(Dataset items)

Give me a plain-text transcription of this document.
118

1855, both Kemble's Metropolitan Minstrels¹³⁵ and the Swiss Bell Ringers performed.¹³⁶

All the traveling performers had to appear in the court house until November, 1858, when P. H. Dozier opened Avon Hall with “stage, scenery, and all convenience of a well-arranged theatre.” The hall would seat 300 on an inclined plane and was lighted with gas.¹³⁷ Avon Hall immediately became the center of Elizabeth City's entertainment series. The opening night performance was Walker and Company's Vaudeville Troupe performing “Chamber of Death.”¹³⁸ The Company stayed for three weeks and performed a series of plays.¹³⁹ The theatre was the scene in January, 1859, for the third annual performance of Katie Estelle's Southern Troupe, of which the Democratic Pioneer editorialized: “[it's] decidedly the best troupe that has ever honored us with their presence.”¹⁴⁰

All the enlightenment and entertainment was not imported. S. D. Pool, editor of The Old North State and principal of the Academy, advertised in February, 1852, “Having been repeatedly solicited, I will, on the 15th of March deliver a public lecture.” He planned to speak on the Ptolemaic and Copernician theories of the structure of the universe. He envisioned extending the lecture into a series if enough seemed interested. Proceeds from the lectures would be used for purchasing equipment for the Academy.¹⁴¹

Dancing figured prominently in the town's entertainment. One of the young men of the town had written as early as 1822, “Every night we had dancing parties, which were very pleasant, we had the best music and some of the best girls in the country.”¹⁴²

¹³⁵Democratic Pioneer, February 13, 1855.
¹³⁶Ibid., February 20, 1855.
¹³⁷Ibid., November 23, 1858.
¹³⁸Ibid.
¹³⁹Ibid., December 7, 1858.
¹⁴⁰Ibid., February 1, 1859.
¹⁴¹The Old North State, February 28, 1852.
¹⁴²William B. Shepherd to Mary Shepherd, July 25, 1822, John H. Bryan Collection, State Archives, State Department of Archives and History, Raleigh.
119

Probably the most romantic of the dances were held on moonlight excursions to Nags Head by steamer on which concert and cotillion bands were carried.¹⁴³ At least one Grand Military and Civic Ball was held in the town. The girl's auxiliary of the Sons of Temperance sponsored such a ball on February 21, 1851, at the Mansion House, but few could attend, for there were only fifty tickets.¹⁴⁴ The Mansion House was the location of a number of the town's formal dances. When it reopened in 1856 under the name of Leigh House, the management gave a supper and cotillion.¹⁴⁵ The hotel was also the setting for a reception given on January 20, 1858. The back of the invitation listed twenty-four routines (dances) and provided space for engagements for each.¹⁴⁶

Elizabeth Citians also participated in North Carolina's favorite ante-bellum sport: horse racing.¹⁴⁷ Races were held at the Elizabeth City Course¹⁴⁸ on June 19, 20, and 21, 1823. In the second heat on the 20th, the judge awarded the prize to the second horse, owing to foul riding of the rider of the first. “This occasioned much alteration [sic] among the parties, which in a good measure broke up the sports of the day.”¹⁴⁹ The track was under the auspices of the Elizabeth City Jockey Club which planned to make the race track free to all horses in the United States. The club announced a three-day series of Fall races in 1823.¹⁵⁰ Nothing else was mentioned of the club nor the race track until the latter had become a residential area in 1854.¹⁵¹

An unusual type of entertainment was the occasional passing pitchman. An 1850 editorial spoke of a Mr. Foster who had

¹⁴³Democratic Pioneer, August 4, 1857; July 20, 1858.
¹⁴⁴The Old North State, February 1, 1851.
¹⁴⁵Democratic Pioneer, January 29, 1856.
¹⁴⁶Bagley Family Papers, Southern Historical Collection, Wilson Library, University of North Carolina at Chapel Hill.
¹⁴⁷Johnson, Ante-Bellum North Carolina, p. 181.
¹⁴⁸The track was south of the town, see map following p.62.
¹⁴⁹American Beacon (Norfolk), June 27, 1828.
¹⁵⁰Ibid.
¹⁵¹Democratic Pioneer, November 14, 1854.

Written problem:
Among the records above, find each line holding the string "Collection" and pull it out.

Solution to this exercise:
¹⁴²William B. Shepherd to Mary Shepherd, July 25, 1822, John H. Bryan Collection, State Archives, State Department of Archives and History, Raleigh.
¹⁴⁶Bagley Family Papers, Southern Historical Collection, Wilson Library, University of North Carolina at Chapel Hill.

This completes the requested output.